Task goal: How many lines in the records below hold the string "title"? Please answer with the number and nothing more.

Extracted records:

[START]

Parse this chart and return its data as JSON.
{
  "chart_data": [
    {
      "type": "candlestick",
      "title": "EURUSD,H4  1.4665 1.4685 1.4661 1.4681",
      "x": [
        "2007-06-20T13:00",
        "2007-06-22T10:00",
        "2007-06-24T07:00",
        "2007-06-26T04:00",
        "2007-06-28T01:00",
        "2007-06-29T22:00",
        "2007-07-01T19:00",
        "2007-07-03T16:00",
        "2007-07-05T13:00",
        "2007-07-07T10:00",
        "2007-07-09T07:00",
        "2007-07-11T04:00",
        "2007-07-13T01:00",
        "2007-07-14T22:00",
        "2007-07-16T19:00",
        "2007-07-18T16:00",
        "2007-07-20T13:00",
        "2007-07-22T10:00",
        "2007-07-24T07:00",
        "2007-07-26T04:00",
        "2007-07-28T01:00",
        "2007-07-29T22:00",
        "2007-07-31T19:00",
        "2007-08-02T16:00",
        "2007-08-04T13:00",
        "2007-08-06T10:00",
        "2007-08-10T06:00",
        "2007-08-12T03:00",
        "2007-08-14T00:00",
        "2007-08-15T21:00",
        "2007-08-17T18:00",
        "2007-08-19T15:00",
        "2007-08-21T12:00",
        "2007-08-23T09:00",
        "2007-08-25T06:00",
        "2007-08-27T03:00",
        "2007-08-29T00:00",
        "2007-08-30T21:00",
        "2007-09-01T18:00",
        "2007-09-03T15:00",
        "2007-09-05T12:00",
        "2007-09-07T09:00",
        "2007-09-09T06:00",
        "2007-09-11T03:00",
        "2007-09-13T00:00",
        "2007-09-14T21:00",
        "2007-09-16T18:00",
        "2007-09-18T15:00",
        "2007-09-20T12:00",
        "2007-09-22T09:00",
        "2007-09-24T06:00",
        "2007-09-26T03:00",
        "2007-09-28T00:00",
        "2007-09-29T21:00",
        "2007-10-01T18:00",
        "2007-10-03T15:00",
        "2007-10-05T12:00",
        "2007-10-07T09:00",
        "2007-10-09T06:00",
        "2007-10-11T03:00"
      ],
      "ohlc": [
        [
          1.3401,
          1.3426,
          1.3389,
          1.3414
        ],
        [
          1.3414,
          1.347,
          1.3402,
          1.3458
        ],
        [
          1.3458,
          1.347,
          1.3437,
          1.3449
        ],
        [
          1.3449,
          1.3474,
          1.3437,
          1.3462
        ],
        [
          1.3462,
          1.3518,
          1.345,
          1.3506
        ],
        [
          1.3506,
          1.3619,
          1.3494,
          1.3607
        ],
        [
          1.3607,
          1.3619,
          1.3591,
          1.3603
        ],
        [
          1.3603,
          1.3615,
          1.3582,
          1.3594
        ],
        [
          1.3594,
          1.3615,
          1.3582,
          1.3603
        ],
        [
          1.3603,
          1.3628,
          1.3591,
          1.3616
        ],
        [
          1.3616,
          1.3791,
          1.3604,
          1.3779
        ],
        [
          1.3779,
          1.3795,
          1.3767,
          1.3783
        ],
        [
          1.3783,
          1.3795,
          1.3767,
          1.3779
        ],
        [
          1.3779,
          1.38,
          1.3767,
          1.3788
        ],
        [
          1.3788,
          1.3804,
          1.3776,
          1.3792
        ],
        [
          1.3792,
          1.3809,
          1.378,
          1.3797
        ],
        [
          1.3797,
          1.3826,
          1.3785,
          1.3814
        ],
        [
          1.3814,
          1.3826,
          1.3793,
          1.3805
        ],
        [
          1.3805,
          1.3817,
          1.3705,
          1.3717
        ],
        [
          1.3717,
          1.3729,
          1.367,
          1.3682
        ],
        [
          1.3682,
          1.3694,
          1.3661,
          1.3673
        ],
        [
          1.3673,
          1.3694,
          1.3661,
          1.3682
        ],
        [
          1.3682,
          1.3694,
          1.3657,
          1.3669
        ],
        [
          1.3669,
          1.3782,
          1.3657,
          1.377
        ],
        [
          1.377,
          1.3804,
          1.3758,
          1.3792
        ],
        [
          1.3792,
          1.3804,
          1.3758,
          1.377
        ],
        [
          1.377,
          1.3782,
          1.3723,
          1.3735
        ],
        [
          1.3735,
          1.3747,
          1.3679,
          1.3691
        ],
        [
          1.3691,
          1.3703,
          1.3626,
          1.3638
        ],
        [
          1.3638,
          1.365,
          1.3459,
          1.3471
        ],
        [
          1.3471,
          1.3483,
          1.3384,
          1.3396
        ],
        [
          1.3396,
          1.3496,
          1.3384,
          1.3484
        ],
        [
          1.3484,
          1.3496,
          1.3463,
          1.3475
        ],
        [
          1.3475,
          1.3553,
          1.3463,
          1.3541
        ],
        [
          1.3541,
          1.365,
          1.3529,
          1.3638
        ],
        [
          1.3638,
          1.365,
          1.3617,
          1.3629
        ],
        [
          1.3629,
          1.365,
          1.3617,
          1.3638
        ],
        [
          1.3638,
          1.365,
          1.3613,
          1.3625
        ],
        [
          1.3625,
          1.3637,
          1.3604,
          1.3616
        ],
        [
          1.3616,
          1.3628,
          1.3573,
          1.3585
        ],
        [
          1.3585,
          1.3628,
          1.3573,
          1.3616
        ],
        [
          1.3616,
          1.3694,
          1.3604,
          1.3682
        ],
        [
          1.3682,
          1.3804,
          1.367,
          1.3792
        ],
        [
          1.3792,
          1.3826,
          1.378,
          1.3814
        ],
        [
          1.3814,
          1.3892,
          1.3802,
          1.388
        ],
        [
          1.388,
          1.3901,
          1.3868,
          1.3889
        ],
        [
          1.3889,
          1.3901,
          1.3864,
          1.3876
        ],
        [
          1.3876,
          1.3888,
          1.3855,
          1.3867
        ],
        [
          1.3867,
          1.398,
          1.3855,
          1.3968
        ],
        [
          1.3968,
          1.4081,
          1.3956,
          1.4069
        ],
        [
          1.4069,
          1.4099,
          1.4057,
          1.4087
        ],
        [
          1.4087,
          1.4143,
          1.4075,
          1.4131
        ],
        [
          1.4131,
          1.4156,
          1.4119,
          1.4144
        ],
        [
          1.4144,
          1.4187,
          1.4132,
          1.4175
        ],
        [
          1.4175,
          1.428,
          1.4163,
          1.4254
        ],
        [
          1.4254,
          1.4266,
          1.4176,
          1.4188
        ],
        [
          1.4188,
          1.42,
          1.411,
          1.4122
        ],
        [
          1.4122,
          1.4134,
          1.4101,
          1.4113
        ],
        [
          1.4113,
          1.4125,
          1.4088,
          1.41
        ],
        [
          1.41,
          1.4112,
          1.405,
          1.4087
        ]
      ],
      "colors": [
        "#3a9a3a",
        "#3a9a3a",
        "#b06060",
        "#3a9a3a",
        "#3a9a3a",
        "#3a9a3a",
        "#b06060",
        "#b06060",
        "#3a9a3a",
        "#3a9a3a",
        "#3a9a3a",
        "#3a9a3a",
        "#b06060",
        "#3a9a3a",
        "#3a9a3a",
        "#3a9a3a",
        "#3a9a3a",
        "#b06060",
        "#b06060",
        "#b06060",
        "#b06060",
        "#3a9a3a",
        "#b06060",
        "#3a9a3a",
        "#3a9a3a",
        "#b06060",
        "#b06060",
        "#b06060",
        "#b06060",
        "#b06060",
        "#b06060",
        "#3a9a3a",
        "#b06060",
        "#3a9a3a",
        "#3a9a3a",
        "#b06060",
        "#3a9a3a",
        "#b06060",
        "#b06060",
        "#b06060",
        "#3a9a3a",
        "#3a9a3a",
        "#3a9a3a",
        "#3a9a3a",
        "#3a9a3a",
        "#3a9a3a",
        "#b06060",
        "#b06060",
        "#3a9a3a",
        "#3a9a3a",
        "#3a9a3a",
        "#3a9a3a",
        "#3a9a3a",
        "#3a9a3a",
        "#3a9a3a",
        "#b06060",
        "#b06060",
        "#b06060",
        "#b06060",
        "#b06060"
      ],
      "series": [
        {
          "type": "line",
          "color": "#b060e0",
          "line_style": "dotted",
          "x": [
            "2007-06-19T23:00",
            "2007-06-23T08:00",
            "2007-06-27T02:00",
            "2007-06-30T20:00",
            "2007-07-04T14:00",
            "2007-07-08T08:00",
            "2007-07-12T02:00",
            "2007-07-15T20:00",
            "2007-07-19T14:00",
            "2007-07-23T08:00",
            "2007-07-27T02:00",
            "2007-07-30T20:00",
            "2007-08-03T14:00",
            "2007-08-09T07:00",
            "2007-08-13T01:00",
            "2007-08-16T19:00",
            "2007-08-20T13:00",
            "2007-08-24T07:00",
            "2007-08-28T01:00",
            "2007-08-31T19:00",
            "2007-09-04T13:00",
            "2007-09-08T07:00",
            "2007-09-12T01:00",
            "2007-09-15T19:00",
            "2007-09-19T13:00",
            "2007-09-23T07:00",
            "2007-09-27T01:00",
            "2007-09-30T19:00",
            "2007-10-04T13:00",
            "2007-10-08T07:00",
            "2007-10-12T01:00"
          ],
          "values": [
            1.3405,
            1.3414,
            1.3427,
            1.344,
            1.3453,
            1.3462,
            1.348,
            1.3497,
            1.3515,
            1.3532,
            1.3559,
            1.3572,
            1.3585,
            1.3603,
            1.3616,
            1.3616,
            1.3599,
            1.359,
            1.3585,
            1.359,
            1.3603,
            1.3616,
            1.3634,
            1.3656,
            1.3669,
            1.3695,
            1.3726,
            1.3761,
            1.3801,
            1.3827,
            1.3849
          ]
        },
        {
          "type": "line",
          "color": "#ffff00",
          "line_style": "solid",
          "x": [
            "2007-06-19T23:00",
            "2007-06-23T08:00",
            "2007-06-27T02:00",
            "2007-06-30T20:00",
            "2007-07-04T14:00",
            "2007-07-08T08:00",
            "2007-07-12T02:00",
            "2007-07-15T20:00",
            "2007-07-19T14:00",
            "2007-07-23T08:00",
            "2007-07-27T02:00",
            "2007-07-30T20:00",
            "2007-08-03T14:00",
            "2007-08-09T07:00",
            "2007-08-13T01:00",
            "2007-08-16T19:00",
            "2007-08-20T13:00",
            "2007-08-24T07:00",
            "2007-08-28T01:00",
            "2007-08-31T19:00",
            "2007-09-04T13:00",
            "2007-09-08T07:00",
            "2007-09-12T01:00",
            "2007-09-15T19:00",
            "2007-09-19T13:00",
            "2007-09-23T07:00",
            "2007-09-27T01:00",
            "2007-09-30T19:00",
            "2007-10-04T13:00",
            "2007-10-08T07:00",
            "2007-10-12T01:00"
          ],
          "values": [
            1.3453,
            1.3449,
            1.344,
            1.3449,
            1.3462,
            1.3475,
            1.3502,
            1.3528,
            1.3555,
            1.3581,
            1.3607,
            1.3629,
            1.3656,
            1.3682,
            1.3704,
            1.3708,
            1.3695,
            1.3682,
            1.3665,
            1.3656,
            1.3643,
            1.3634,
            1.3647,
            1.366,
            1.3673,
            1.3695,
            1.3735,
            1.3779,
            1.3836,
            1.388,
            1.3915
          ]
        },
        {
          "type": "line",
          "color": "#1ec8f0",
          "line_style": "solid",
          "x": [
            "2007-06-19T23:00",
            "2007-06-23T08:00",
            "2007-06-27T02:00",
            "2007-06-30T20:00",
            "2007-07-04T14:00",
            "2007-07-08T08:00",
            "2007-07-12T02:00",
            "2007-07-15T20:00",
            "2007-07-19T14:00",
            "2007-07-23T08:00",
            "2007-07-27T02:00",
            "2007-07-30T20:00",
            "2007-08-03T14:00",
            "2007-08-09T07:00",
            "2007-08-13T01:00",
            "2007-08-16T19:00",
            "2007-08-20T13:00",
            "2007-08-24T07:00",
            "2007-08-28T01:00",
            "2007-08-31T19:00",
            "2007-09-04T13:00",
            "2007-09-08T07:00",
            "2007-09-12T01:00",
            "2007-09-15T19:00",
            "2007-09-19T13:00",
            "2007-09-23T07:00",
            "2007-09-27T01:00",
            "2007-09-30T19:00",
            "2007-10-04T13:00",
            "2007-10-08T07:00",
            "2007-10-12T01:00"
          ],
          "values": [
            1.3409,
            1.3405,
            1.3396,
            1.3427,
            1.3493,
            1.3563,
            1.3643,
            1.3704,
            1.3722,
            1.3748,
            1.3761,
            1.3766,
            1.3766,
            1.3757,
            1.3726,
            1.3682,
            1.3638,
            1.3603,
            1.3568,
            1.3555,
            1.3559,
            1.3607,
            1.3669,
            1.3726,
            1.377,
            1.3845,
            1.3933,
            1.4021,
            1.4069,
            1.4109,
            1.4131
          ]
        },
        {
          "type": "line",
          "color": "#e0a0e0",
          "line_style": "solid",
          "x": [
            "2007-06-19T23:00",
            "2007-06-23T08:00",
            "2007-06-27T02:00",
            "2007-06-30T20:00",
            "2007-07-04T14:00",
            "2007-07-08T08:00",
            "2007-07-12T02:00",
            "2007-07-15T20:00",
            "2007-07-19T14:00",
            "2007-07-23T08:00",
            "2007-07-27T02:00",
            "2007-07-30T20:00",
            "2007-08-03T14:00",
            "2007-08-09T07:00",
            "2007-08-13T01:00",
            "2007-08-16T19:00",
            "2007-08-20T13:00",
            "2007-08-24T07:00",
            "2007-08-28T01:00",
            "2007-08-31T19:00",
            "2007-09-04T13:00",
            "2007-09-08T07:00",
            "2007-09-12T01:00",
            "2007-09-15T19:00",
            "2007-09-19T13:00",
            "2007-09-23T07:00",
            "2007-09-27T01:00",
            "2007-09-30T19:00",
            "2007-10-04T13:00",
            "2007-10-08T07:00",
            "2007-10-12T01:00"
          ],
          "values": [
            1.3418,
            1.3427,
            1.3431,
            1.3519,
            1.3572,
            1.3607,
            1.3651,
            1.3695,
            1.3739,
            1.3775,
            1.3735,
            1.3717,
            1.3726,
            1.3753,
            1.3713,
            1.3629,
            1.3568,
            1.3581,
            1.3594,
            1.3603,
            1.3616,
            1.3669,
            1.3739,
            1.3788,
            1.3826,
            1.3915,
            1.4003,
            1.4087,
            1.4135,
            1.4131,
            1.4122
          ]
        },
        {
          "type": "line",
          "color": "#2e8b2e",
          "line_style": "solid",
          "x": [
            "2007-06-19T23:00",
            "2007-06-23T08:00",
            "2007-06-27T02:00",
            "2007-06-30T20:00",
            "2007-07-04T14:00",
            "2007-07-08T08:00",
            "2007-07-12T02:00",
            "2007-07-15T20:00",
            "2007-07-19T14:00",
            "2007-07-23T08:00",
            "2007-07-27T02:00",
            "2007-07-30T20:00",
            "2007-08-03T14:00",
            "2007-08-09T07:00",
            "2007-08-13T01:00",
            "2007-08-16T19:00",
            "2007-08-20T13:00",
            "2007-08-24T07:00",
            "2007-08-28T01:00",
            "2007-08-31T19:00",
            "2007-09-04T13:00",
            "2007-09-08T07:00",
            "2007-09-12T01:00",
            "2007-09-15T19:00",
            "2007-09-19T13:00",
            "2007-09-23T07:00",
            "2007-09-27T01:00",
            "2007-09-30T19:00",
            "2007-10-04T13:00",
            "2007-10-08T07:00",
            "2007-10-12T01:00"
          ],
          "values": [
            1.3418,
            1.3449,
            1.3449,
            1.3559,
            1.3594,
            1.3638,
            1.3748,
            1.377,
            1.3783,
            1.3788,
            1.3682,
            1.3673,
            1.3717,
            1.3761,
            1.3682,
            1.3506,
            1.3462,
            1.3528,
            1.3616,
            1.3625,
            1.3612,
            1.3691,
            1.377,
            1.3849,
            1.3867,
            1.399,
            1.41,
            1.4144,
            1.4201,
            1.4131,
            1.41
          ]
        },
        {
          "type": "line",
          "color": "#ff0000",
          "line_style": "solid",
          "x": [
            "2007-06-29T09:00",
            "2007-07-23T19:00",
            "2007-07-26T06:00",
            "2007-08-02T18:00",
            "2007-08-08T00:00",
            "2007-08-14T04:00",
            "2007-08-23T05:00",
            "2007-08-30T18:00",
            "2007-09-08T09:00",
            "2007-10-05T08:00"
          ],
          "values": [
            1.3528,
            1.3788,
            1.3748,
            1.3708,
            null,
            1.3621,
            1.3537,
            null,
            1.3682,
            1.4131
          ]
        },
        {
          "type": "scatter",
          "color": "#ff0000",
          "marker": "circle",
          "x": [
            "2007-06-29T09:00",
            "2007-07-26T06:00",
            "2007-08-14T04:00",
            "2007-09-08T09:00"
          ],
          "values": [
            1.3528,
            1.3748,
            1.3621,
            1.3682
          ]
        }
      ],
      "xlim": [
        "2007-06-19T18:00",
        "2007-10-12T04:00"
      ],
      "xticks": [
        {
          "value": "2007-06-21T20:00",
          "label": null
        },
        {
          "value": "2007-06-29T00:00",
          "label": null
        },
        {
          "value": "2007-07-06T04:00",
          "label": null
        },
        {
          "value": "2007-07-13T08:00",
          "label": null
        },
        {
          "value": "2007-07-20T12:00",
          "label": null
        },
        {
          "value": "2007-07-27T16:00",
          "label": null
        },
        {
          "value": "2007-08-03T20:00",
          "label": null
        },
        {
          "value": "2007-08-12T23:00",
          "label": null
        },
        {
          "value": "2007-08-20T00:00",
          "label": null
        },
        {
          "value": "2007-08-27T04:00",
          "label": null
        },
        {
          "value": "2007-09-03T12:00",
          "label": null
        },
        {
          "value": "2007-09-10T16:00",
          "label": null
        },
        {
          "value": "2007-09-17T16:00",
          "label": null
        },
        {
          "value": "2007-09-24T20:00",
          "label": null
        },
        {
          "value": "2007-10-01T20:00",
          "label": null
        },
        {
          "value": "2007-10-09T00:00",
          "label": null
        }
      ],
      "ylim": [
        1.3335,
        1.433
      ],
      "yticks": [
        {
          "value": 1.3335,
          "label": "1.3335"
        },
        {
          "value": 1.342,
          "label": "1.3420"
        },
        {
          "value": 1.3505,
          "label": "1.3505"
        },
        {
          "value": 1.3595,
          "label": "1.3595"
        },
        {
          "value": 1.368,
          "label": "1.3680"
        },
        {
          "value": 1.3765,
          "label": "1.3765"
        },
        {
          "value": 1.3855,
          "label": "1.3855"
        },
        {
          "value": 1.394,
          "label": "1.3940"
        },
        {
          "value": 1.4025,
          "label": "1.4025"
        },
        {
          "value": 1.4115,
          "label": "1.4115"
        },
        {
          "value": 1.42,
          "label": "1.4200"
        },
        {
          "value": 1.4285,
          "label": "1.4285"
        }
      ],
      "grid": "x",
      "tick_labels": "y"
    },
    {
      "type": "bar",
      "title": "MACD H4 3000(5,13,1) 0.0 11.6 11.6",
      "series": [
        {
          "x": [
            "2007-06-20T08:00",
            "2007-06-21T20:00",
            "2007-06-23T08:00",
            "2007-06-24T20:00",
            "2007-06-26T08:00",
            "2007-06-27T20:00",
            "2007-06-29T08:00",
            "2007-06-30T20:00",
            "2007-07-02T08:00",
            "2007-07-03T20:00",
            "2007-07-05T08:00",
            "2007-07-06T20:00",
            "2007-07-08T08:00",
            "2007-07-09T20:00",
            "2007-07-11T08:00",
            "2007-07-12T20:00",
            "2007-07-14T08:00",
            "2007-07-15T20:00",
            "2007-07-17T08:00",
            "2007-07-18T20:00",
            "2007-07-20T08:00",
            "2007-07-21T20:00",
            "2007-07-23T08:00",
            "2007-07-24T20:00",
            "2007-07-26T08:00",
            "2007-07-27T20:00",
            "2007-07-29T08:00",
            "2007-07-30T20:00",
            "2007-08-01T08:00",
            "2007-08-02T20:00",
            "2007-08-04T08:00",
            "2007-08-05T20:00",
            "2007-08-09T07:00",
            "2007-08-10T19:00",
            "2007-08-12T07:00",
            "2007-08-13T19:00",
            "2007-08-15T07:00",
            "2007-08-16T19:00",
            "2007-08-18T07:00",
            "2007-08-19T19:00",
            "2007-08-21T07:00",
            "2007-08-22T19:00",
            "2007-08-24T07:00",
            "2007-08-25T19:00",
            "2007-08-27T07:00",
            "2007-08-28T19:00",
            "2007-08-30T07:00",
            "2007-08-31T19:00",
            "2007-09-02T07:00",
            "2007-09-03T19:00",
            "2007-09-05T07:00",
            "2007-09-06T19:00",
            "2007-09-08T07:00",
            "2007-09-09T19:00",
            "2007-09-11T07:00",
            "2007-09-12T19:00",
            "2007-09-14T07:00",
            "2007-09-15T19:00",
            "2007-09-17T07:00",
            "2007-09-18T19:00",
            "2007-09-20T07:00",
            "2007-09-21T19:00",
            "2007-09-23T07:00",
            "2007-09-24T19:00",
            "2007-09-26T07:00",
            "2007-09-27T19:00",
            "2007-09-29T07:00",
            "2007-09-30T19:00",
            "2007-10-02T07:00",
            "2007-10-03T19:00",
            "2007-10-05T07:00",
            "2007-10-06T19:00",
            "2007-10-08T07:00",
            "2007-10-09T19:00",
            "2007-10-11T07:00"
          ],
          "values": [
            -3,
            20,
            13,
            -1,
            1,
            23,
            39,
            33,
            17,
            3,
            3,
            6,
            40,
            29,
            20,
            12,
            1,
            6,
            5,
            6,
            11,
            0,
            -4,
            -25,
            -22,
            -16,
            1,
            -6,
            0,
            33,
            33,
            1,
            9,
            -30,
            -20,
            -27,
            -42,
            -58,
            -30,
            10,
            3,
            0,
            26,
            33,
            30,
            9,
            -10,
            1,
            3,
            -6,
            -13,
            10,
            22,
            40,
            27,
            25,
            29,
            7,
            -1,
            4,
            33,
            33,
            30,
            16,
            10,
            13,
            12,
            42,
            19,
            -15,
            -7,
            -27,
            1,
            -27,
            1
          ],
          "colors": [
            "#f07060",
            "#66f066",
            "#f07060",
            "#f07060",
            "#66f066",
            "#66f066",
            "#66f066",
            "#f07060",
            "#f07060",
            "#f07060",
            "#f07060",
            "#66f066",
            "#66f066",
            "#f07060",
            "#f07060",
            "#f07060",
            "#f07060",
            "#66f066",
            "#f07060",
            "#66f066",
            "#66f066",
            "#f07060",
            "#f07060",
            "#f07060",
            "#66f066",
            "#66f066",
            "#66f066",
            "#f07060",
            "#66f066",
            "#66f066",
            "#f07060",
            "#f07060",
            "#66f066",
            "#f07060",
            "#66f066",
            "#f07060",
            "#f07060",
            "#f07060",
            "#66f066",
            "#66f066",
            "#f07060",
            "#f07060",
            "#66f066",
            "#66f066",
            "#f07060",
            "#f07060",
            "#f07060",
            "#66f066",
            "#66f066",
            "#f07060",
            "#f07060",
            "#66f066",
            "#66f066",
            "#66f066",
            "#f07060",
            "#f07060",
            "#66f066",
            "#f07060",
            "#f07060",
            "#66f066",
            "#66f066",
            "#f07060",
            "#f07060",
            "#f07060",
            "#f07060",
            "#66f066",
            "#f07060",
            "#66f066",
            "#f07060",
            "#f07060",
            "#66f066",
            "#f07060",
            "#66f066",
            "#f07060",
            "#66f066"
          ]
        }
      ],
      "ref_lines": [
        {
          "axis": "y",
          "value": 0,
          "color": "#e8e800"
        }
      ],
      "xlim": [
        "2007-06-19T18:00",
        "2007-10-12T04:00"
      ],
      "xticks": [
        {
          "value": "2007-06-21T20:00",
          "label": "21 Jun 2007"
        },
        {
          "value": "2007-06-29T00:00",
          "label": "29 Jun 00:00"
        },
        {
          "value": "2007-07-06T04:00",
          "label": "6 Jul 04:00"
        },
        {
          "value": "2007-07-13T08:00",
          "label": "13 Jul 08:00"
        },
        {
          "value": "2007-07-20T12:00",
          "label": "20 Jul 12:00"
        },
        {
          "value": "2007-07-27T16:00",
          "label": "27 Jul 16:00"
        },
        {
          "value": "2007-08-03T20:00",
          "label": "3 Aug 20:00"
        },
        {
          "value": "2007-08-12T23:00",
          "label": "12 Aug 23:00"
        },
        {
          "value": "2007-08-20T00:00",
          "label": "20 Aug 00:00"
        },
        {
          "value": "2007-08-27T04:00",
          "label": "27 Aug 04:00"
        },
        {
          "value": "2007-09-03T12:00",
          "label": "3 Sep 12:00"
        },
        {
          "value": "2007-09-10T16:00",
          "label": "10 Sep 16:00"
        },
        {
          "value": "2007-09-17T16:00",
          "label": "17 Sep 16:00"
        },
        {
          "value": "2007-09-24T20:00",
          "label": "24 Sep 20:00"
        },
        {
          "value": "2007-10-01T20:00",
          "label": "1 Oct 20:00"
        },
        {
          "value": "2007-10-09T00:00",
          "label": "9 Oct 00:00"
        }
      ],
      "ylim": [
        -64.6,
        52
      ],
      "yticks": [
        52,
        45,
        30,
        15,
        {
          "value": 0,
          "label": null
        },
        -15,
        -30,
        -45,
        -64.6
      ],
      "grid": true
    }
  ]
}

[END]

Result of the task: 2